↓↓↓

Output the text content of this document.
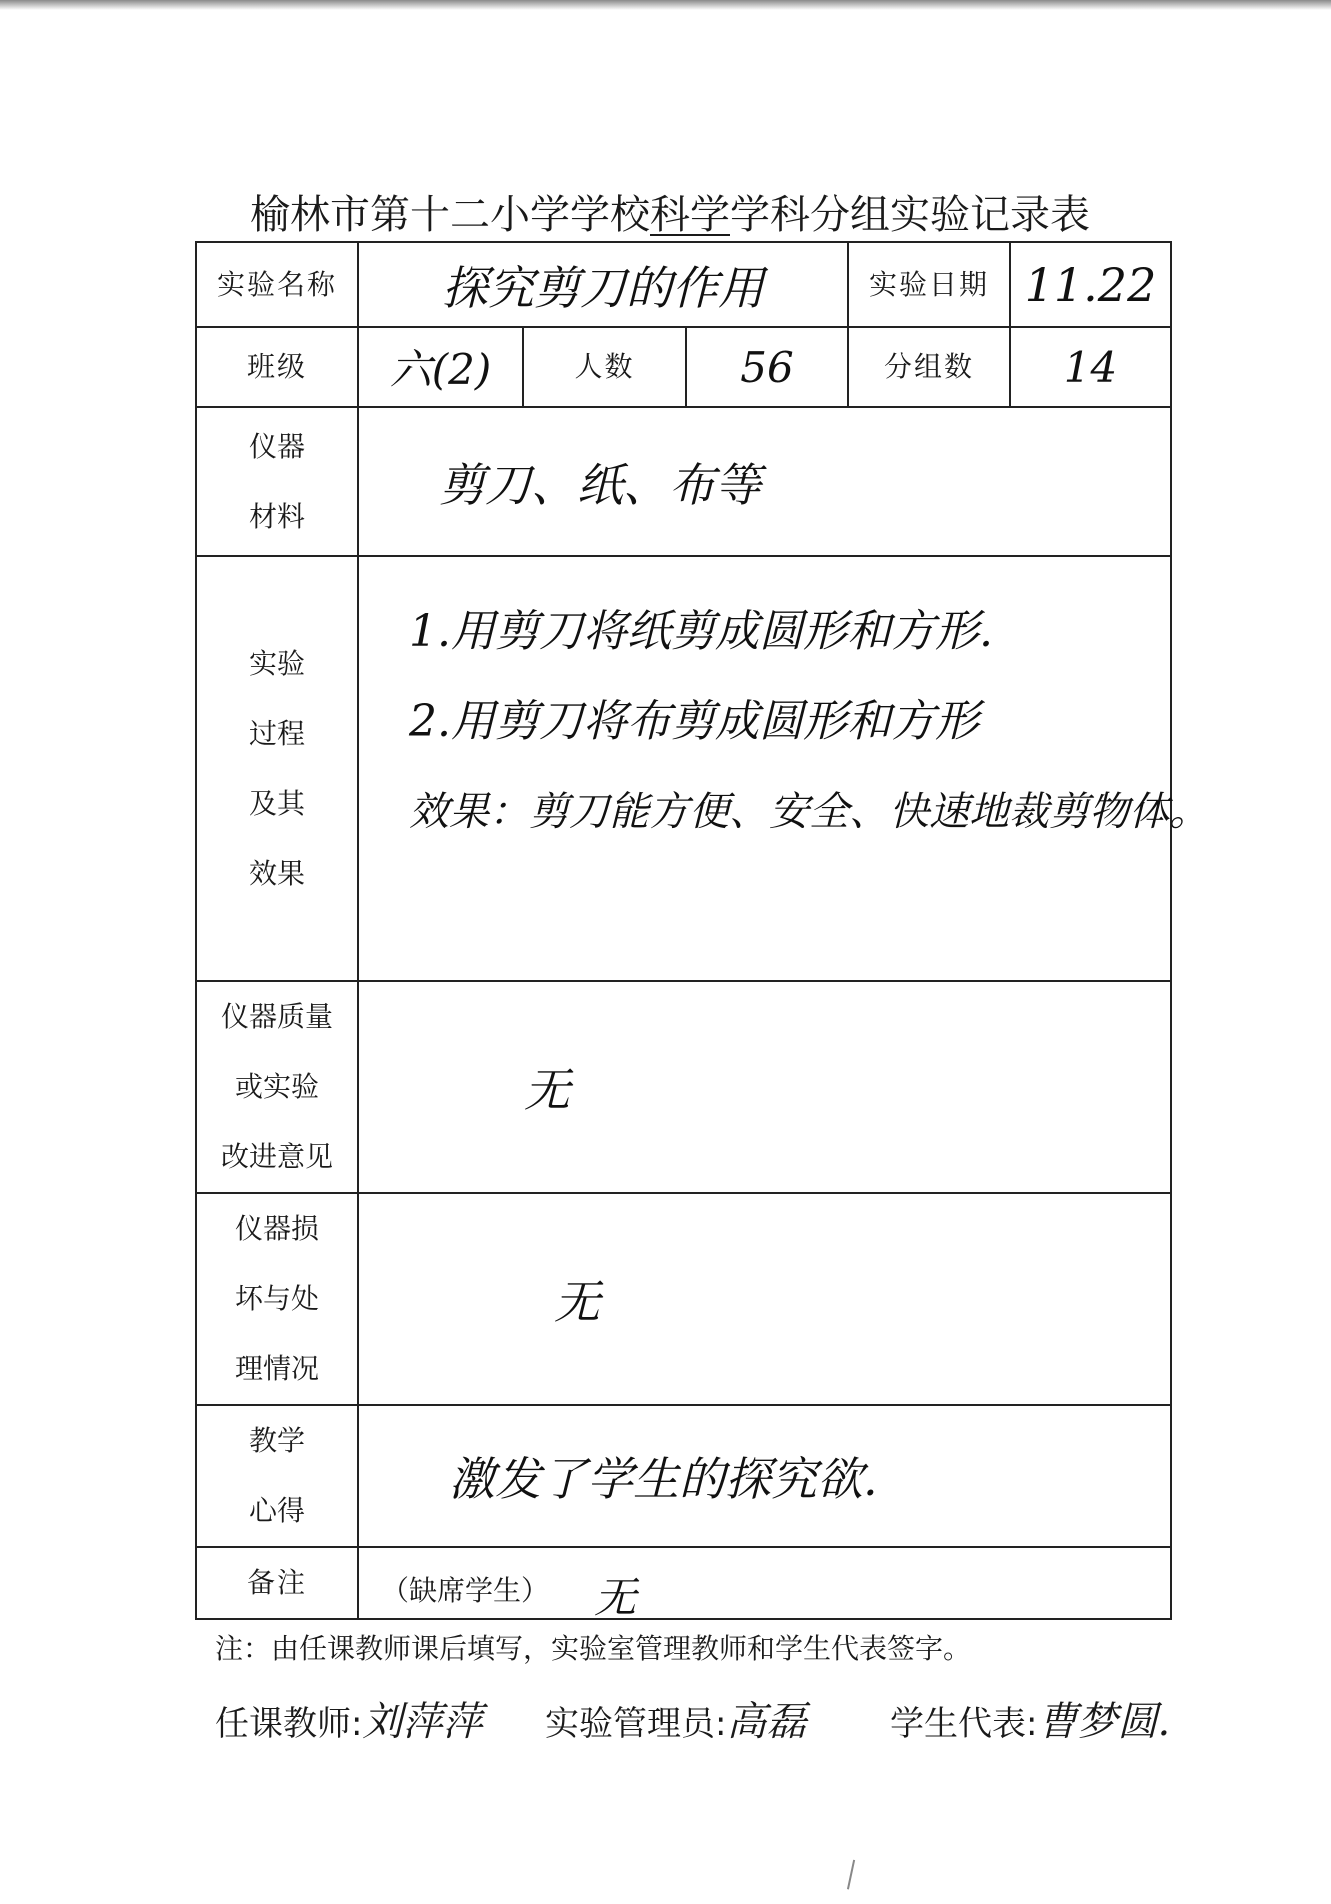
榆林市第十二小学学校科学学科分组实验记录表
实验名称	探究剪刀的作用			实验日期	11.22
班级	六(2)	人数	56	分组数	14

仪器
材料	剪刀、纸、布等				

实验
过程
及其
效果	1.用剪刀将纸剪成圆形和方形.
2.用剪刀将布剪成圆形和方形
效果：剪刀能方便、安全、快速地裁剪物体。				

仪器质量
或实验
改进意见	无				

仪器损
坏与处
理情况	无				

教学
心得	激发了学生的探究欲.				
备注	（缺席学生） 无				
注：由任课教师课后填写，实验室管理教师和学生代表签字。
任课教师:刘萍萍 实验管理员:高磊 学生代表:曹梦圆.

↑↑↑
↓↓↓

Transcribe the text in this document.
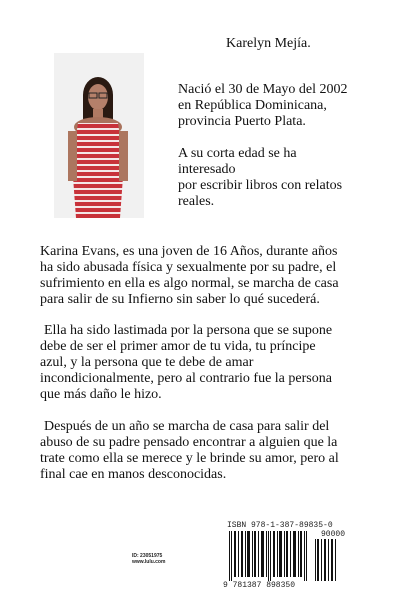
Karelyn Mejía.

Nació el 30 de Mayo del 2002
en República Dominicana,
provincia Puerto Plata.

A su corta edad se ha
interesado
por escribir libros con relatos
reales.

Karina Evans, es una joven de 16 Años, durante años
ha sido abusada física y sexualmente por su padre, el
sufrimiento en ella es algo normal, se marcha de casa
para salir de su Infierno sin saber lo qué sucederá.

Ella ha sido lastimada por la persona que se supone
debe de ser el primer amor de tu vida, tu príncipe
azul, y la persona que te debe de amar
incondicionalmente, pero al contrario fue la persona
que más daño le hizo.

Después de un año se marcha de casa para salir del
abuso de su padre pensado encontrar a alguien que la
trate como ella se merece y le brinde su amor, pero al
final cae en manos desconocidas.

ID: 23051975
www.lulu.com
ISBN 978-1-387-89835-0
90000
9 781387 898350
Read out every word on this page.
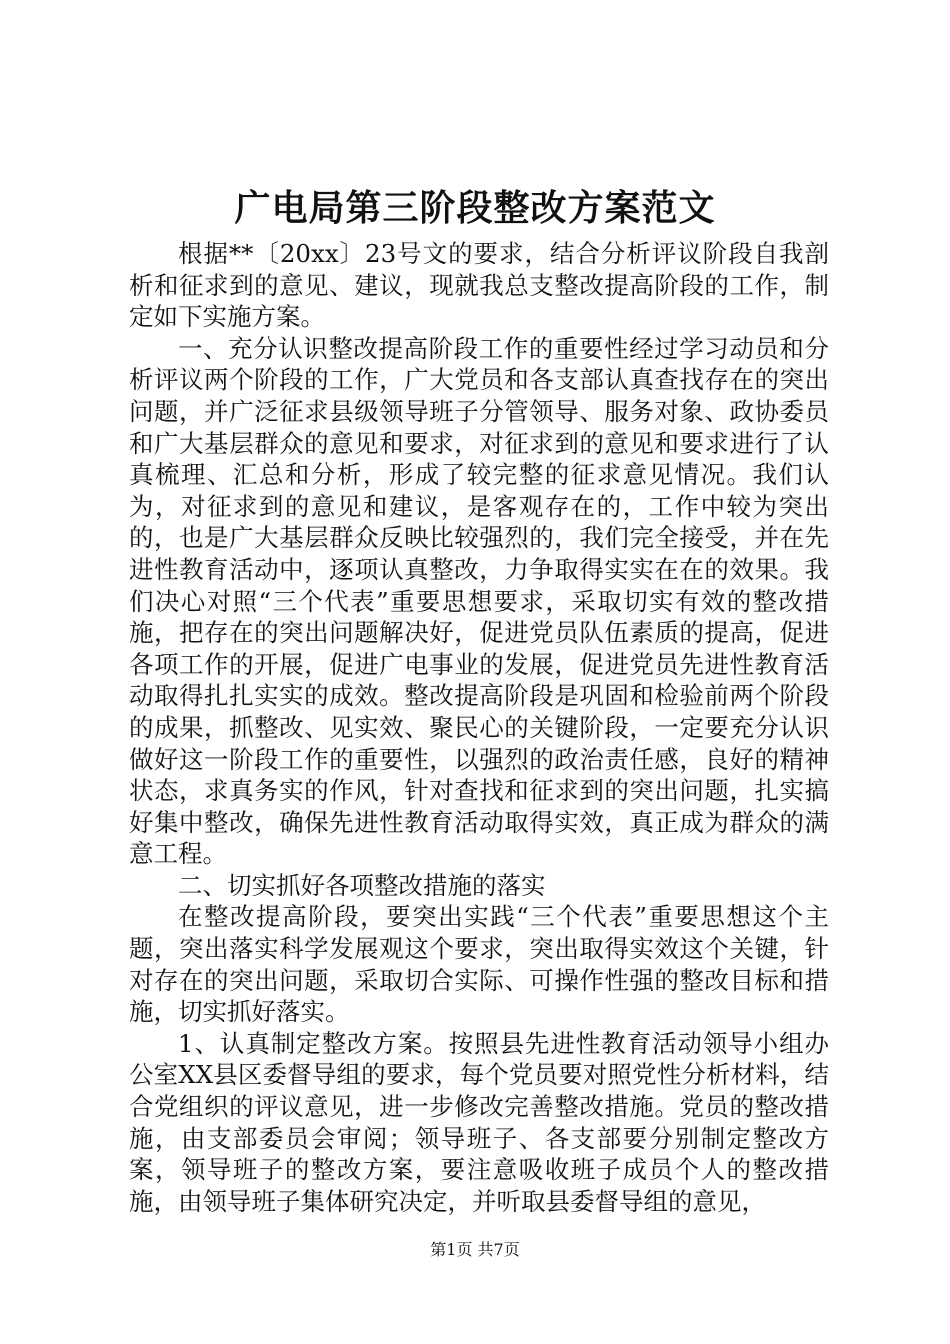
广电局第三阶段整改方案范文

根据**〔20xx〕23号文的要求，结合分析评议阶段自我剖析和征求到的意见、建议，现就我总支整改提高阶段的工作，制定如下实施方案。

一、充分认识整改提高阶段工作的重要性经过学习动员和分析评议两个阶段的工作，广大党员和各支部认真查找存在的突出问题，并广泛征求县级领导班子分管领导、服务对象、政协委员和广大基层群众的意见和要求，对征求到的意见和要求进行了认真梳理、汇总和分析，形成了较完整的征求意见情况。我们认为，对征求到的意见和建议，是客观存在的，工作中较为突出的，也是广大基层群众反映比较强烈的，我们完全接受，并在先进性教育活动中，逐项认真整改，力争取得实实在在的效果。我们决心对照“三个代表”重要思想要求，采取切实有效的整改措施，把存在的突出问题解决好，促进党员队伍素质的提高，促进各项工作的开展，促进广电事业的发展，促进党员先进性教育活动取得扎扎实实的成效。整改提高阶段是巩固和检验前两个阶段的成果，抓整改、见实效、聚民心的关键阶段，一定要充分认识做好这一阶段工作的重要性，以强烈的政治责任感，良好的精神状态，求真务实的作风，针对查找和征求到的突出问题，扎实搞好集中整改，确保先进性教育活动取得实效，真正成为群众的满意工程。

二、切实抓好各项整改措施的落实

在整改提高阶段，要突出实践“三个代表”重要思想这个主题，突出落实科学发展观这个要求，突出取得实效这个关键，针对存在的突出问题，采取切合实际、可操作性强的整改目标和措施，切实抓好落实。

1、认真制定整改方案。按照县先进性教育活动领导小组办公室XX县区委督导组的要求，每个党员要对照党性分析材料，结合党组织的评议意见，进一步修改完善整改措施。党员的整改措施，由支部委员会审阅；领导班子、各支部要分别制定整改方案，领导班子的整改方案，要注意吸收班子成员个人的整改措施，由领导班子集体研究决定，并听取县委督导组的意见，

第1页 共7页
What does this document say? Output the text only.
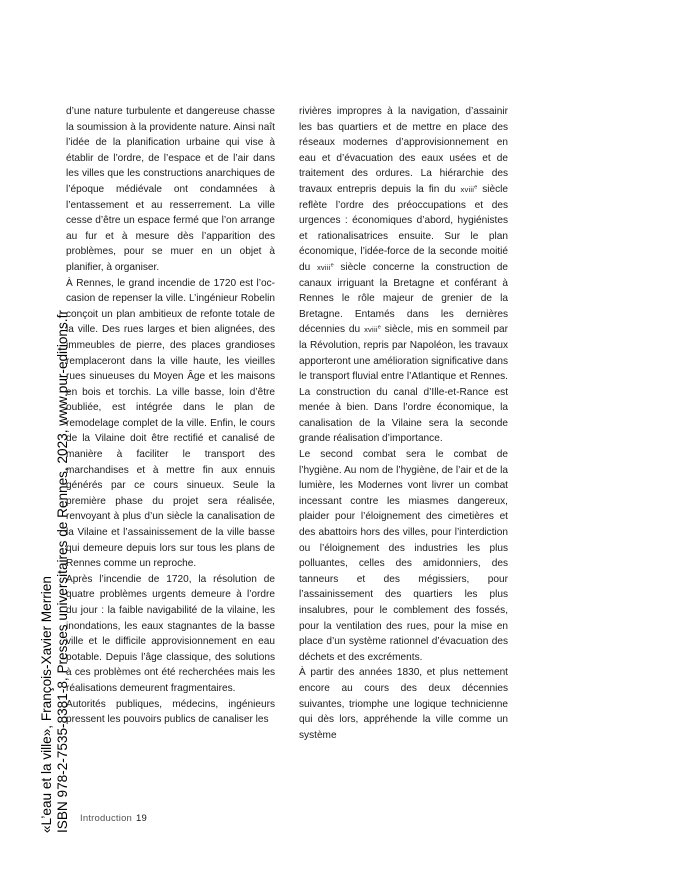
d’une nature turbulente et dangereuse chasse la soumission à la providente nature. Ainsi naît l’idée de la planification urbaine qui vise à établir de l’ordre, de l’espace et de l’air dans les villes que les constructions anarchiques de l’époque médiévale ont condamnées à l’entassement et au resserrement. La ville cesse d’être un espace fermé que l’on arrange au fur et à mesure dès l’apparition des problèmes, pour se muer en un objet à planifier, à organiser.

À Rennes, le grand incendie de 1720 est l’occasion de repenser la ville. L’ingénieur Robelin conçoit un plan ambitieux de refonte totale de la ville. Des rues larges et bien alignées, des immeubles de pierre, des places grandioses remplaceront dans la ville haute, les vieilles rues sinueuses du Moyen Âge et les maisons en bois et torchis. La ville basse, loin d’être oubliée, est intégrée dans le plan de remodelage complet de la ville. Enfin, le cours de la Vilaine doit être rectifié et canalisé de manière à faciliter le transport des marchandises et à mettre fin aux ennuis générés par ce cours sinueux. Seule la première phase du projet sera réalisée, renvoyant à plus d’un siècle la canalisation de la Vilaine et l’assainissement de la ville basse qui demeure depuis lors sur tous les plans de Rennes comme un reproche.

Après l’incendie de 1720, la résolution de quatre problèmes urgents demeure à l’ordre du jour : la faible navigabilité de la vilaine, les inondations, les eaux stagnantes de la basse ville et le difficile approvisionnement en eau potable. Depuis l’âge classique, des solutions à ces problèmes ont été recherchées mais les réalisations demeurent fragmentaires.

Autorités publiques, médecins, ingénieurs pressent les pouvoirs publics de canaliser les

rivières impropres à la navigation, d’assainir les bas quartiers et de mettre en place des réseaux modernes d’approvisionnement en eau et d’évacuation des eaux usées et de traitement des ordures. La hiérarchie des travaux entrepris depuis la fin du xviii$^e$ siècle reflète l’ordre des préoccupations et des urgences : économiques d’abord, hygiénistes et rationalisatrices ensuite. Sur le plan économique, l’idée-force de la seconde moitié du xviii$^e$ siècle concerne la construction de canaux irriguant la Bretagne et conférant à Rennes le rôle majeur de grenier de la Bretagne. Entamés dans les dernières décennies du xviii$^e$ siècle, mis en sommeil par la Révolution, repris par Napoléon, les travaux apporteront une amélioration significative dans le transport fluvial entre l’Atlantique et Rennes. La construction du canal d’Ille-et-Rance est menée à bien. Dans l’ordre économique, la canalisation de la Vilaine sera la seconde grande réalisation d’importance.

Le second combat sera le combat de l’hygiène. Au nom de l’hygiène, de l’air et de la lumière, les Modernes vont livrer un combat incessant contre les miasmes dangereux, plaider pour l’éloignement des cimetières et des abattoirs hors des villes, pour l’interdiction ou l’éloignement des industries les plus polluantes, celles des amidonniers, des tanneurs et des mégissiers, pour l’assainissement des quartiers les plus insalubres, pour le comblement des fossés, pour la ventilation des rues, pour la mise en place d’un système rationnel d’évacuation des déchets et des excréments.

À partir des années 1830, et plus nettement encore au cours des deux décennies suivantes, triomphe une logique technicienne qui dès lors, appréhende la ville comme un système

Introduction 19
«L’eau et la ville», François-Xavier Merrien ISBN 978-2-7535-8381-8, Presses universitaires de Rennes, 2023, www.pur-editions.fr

↑↑↑
↓↓↓

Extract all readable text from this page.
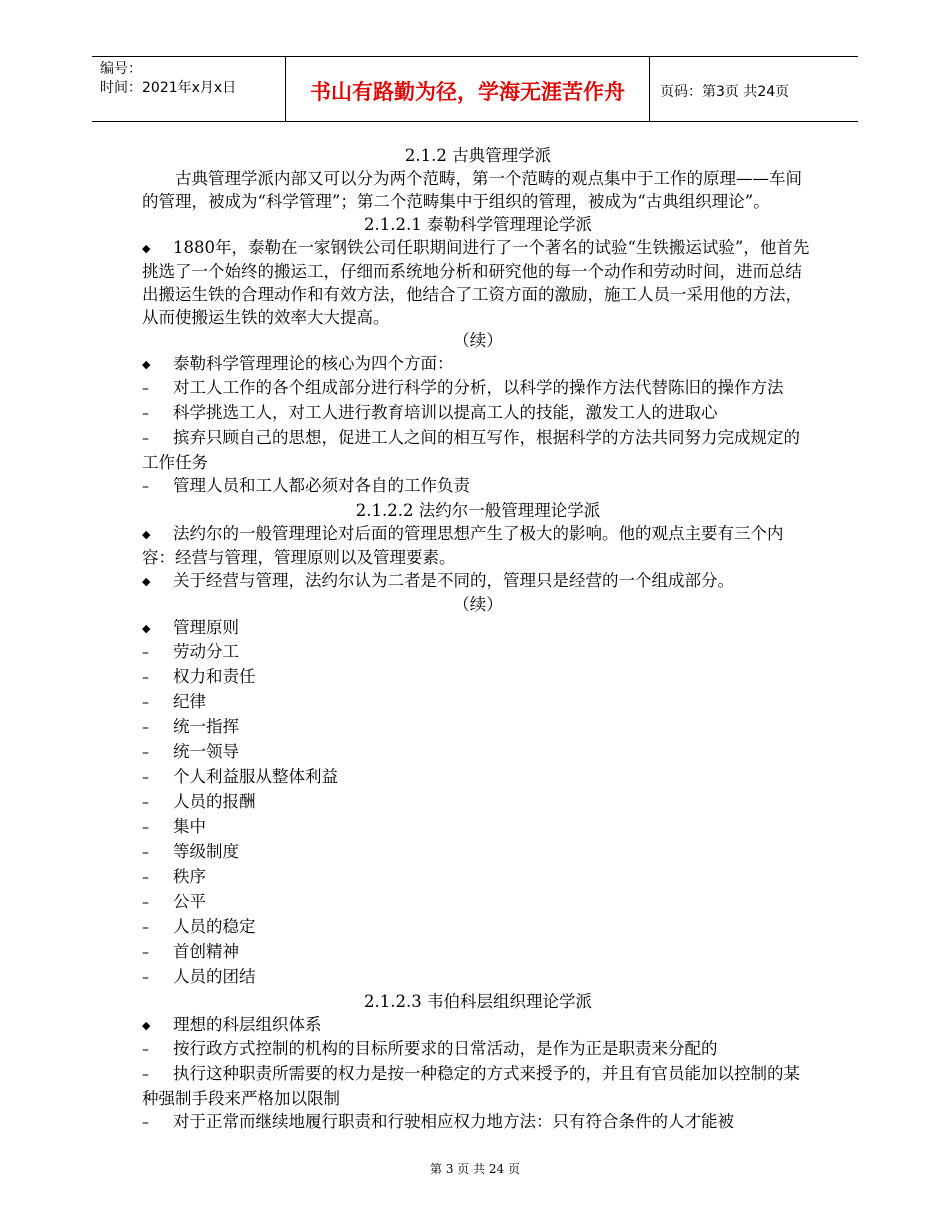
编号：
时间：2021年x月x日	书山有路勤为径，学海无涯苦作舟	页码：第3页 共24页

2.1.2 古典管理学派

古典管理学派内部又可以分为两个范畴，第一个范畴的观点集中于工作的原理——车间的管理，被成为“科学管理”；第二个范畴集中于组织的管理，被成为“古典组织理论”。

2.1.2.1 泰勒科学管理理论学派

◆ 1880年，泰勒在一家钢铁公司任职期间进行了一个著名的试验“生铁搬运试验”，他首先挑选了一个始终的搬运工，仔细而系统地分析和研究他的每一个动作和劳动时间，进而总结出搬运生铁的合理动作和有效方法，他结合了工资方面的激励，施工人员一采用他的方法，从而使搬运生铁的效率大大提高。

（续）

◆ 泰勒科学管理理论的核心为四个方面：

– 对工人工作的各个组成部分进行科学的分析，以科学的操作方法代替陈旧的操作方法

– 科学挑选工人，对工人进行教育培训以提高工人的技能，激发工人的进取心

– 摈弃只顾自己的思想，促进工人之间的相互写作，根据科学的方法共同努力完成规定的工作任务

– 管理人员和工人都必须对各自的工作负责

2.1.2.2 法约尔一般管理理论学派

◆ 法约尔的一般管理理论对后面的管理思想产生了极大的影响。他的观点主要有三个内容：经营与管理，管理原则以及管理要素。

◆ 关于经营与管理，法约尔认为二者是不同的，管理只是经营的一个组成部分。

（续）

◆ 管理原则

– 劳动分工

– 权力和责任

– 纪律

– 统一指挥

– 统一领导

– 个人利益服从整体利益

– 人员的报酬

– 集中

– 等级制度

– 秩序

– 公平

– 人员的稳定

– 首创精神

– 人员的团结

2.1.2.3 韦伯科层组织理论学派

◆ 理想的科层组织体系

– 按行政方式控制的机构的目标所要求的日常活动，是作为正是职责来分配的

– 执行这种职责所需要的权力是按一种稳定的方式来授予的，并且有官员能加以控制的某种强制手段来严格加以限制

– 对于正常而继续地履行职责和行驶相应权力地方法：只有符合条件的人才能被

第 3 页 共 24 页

↑↑↑

— WHAT IS BEING ASKED —
Reproduce every line of the listing above in which the string "page" appears.

— COMPLETE OUTPUT —
Read out every word on this page.
Extract all readable text from this page.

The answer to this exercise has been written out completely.